Quoted passage ::
# # # #

The reason I say that none of us live like that is that in our own homes we don't give up the basic necessities of life for the sake of the gospel being preached.  Nor do we ask the rest of our families to, be they the family that lives in our house, or our extended family.  No, we provide for their needs first, and then far beyond their needs.  Then, usually, we take stock of what we have left and, maybe, give a little away.  But we have high expectations of that little we give away and don't want to see it wasted.  After all, it doesn't go that far.

Then, on a Sunday, we have the gall to call each other brothers and sisters in Christ.  We say that our Christan family is our most real family and the bond that binds us is stronger even than blood.   This is true, but we live as if it isn't.  We justify watching our brothers and sisters perish due to starvation by saying that the most important ministries are Word ministries and that the preaching of the gospel is paramount.  But this isn't how the early church operated.  They were so generous with each other that no one was in need.  Indeed, in the whole Roman empire the emperor Julian, wanting to eradicate Christianity spoke of the difficulty of doing so when Christians put everyone else to shame with their generosity by looking after their own poor and the Empire's poor.  When plagues ripped through Europe, it was regularly Christians who would say and care for the sick at great persona risk.  Sometimes bishops commanded their parishes to do so, and under strong, compassionate leadership they reduced the death toll considerably in some areas.  They didn't abandon the area so that more Christians could live to preach the gospel, they gave material aid at the cost of their lives and no one would dare say they did wrong.

Today about 30,000 people will die of starvation related illnesses.  None of them are in our blood families, and we are busy in church building new buildings, employing more people, sponsoring Christians to give up their jobs and go to preach in already Christian countries.  And yet lots of those suffering are in our family.  Our real, eternal family.  They share with us the same brother who gave up his life so that we might know him.  I know that I am part of the problem.  I'm greedy and selfish.  I give too little and keep too much.  I readily show that I love my wife and daughters and then I show that I am complacent toward my brothers and sisters in other countries who really need my help.

# # # #

Provided data ::
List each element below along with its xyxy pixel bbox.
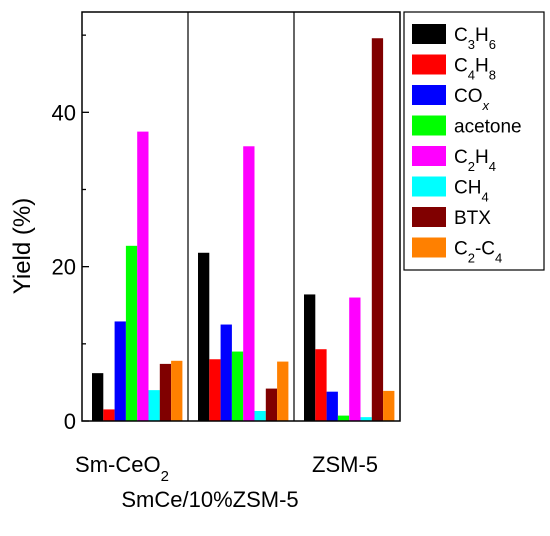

# # # #

Task list ::
**a.** Summarize the passage on Christian generosity in two sentences.
**b.** Reproduce the stretch of the passage on Christian generosity from "Today about 30,000" through "need my help.".

Task solutions ::
**a.** The passage argues that Christians provide for their own households first and far beyond their needs, giving away only a little, while still calling fellow believers their truest family. It contrasts this with the early church, whose members were so generous that no one was in need, and ends with the writer admitting to greed and complacency toward believers in other countries who really need help.

**b.**
Today about 30,000 people will die of starvation related illnesses.  None of them are in our blood families, and we are busy in church building new buildings, employing more people, sponsoring Christians to give up their jobs and go to preach in already Christian countries.  And yet lots of those suffering are in our family.  Our real, eternal family.  They share with us the same brother who gave up his life so that we might know him.  I know that I am part of the problem.  I'm greedy and selfish.  I give too little and keep too much.  I readily show that I love my wife and daughters and then I show that I am complacent toward my brothers and sisters in other countries who really need my help.